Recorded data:
<<<<

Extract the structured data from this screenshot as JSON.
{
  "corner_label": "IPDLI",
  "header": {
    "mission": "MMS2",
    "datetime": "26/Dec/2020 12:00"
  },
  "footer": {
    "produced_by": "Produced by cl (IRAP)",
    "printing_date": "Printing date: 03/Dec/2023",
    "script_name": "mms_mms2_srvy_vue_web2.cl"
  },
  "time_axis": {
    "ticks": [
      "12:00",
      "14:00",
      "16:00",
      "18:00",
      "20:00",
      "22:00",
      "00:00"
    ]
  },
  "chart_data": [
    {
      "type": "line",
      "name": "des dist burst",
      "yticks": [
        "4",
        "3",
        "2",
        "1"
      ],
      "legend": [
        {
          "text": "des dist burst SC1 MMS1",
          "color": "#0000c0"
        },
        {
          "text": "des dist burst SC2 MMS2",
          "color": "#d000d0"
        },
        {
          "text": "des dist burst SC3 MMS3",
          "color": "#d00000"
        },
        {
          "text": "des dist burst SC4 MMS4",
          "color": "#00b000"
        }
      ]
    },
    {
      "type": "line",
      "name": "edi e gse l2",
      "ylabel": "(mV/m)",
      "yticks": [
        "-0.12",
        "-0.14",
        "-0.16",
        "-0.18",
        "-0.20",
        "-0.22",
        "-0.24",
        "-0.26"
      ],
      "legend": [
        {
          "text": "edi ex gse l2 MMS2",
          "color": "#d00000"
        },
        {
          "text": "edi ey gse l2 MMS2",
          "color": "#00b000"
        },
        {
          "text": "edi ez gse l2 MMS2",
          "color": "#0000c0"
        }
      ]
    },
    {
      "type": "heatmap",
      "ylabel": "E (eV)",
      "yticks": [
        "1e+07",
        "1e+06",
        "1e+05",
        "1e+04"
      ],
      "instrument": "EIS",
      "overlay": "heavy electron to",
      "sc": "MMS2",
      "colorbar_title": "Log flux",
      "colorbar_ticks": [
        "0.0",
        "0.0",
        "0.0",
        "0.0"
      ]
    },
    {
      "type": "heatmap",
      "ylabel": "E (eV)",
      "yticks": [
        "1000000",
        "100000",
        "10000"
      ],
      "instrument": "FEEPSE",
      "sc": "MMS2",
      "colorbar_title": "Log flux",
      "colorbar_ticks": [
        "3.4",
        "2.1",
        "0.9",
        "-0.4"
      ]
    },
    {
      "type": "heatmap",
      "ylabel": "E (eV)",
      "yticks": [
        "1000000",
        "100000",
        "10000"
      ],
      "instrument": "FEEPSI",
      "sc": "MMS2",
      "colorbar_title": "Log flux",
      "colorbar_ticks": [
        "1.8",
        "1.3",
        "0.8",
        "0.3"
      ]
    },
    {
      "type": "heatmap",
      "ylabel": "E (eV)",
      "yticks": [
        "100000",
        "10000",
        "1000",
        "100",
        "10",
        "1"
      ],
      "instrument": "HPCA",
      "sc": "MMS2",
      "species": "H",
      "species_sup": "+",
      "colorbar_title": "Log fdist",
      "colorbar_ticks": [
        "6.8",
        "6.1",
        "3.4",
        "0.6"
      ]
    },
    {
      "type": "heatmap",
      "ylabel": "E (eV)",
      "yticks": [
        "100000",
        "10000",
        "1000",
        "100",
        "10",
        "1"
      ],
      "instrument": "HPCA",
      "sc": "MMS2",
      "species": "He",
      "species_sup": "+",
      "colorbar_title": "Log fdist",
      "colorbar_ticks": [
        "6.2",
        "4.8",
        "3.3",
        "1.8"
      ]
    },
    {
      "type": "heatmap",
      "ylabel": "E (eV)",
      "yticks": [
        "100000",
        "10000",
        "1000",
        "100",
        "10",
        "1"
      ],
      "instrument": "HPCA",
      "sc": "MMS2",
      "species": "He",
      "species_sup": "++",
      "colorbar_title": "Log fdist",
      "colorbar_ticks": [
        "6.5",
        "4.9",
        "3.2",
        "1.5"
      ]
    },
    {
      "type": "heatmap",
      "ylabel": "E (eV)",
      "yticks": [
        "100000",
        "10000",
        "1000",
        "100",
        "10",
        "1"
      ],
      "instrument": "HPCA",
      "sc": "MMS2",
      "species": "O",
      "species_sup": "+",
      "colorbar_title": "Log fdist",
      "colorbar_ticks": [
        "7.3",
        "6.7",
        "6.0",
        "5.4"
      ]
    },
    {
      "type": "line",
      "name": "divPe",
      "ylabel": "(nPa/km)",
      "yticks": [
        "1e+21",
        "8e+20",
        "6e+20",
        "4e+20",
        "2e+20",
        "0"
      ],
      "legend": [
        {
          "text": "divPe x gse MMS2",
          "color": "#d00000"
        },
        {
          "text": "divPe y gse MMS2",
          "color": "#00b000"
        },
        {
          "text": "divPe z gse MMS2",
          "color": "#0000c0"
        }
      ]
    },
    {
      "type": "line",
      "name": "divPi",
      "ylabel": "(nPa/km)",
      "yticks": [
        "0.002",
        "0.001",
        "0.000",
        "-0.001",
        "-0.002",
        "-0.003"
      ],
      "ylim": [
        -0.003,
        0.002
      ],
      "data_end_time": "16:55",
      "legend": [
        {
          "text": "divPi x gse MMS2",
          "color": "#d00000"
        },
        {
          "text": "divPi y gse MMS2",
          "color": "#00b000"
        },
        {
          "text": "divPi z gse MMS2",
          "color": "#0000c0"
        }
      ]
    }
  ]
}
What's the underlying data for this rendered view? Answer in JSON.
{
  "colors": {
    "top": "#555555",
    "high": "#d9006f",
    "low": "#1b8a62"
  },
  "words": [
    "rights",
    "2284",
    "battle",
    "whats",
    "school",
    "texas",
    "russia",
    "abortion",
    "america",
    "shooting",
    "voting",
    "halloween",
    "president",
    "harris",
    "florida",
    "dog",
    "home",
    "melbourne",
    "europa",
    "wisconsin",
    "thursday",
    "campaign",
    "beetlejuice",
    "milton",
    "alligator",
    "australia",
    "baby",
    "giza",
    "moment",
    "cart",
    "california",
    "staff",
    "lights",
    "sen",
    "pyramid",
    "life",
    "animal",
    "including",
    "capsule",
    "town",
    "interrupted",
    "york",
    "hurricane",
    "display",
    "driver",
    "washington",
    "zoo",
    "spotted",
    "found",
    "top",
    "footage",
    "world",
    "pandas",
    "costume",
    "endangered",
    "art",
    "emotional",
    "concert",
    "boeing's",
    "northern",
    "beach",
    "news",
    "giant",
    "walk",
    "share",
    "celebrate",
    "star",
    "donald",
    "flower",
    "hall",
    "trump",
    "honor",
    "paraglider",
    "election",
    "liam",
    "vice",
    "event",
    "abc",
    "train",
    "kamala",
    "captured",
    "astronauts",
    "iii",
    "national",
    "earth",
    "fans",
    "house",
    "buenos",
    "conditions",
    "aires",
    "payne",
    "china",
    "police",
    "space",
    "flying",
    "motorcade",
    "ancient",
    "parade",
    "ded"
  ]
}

>>>>

:: TO BE DONE ::
Copy all of the data. Keep every word exactly as it is.

:: TASK ANSWER ::
Extract the structured data from this screenshot as JSON.
{
  "corner_label": "IPDLI",
  "header": {
    "mission": "MMS2",
    "datetime": "26/Dec/2020 12:00"
  },
  "footer": {
    "produced_by": "Produced by cl (IRAP)",
    "printing_date": "Printing date: 03/Dec/2023",
    "script_name": "mms_mms2_srvy_vue_web2.cl"
  },
  "time_axis": {
    "ticks": [
      "12:00",
      "14:00",
      "16:00",
      "18:00",
      "20:00",
      "22:00",
      "00:00"
    ]
  },
  "chart_data": [
    {
      "type": "line",
      "name": "des dist burst",
      "yticks": [
        "4",
        "3",
        "2",
        "1"
      ],
      "legend": [
        {
          "text": "des dist burst SC1 MMS1",
          "color": "#0000c0"
        },
        {
          "text": "des dist burst SC2 MMS2",
          "color": "#d000d0"
        },
        {
          "text": "des dist burst SC3 MMS3",
          "color": "#d00000"
        },
        {
          "text": "des dist burst SC4 MMS4",
          "color": "#00b000"
        }
      ]
    },
    {
      "type": "line",
      "name": "edi e gse l2",
      "ylabel": "(mV/m)",
      "yticks": [
        "-0.12",
        "-0.14",
        "-0.16",
        "-0.18",
        "-0.20",
        "-0.22",
        "-0.24",
        "-0.26"
      ],
      "legend": [
        {
          "text": "edi ex gse l2 MMS2",
          "color": "#d00000"
        },
        {
          "text": "edi ey gse l2 MMS2",
          "color": "#00b000"
        },
        {
          "text": "edi ez gse l2 MMS2",
          "color": "#0000c0"
        }
      ]
    },
    {
      "type": "heatmap",
      "ylabel": "E (eV)",
      "yticks": [
        "1e+07",
        "1e+06",
        "1e+05",
        "1e+04"
      ],
      "instrument": "EIS",
      "overlay": "heavy electron to",
      "sc": "MMS2",
      "colorbar_title": "Log flux",
      "colorbar_ticks": [
        "0.0",
        "0.0",
        "0.0",
        "0.0"
      ]
    },
    {
      "type": "heatmap",
      "ylabel": "E (eV)",
      "yticks": [
        "1000000",
        "100000",
        "10000"
      ],
      "instrument": "FEEPSE",
      "sc": "MMS2",
      "colorbar_title": "Log flux",
      "colorbar_ticks": [
        "3.4",
        "2.1",
        "0.9",
        "-0.4"
      ]
    },
    {
      "type": "heatmap",
      "ylabel": "E (eV)",
      "yticks": [
        "1000000",
        "100000",
        "10000"
      ],
      "instrument": "FEEPSI",
      "sc": "MMS2",
      "colorbar_title": "Log flux",
      "colorbar_ticks": [
        "1.8",
        "1.3",
        "0.8",
        "0.3"
      ]
    },
    {
      "type": "heatmap",
      "ylabel": "E (eV)",
      "yticks": [
        "100000",
        "10000",
        "1000",
        "100",
        "10",
        "1"
      ],
      "instrument": "HPCA",
      "sc": "MMS2",
      "species": "H",
      "species_sup": "+",
      "colorbar_title": "Log fdist",
      "colorbar_ticks": [
        "6.8",
        "6.1",
        "3.4",
        "0.6"
      ]
    },
    {
      "type": "heatmap",
      "ylabel": "E (eV)",
      "yticks": [
        "100000",
        "10000",
        "1000",
        "100",
        "10",
        "1"
      ],
      "instrument": "HPCA",
      "sc": "MMS2",
      "species": "He",
      "species_sup": "+",
      "colorbar_title": "Log fdist",
      "colorbar_ticks": [
        "6.2",
        "4.8",
        "3.3",
        "1.8"
      ]
    },
    {
      "type": "heatmap",
      "ylabel": "E (eV)",
      "yticks": [
        "100000",
        "10000",
        "1000",
        "100",
        "10",
        "1"
      ],
      "instrument": "HPCA",
      "sc": "MMS2",
      "species": "He",
      "species_sup": "++",
      "colorbar_title": "Log fdist",
      "colorbar_ticks": [
        "6.5",
        "4.9",
        "3.2",
        "1.5"
      ]
    },
    {
      "type": "heatmap",
      "ylabel": "E (eV)",
      "yticks": [
        "100000",
        "10000",
        "1000",
        "100",
        "10",
        "1"
      ],
      "instrument": "HPCA",
      "sc": "MMS2",
      "species": "O",
      "species_sup": "+",
      "colorbar_title": "Log fdist",
      "colorbar_ticks": [
        "7.3",
        "6.7",
        "6.0",
        "5.4"
      ]
    },
    {
      "type": "line",
      "name": "divPe",
      "ylabel": "(nPa/km)",
      "yticks": [
        "1e+21",
        "8e+20",
        "6e+20",
        "4e+20",
        "2e+20",
        "0"
      ],
      "legend": [
        {
          "text": "divPe x gse MMS2",
          "color": "#d00000"
        },
        {
          "text": "divPe y gse MMS2",
          "color": "#00b000"
        },
        {
          "text": "divPe z gse MMS2",
          "color": "#0000c0"
        }
      ]
    },
    {
      "type": "line",
      "name": "divPi",
      "ylabel": "(nPa/km)",
      "yticks": [
        "0.002",
        "0.001",
        "0.000",
        "-0.001",
        "-0.002",
        "-0.003"
      ],
      "ylim": [
        -0.003,
        0.002
      ],
      "data_end_time": "16:55",
      "legend": [
        {
          "text": "divPi x gse MMS2",
          "color": "#d00000"
        },
        {
          "text": "divPi y gse MMS2",
          "color": "#00b000"
        },
        {
          "text": "divPi z gse MMS2",
          "color": "#0000c0"
        }
      ]
    }
  ]
}
What's the underlying data for this rendered view? Answer in JSON.
{
  "colors": {
    "top": "#555555",
    "high": "#d9006f",
    "low": "#1b8a62"
  },
  "words": [
    "rights",
    "2284",
    "battle",
    "whats",
    "school",
    "texas",
    "russia",
    "abortion",
    "america",
    "shooting",
    "voting",
    "halloween",
    "president",
    "harris",
    "florida",
    "dog",
    "home",
    "melbourne",
    "europa",
    "wisconsin",
    "thursday",
    "campaign",
    "beetlejuice",
    "milton",
    "alligator",
    "australia",
    "baby",
    "giza",
    "moment",
    "cart",
    "california",
    "staff",
    "lights",
    "sen",
    "pyramid",
    "life",
    "animal",
    "including",
    "capsule",
    "town",
    "interrupted",
    "york",
    "hurricane",
    "display",
    "driver",
    "washington",
    "zoo",
    "spotted",
    "found",
    "top",
    "footage",
    "world",
    "pandas",
    "costume",
    "endangered",
    "art",
    "emotional",
    "concert",
    "boeing's",
    "northern",
    "beach",
    "news",
    "giant",
    "walk",
    "share",
    "celebrate",
    "star",
    "donald",
    "flower",
    "hall",
    "trump",
    "honor",
    "paraglider",
    "election",
    "liam",
    "vice",
    "event",
    "abc",
    "train",
    "kamala",
    "captured",
    "astronauts",
    "iii",
    "national",
    "earth",
    "fans",
    "house",
    "buenos",
    "conditions",
    "aires",
    "payne",
    "china",
    "police",
    "space",
    "flying",
    "motorcade",
    "ancient",
    "parade",
    "ded"
  ]
}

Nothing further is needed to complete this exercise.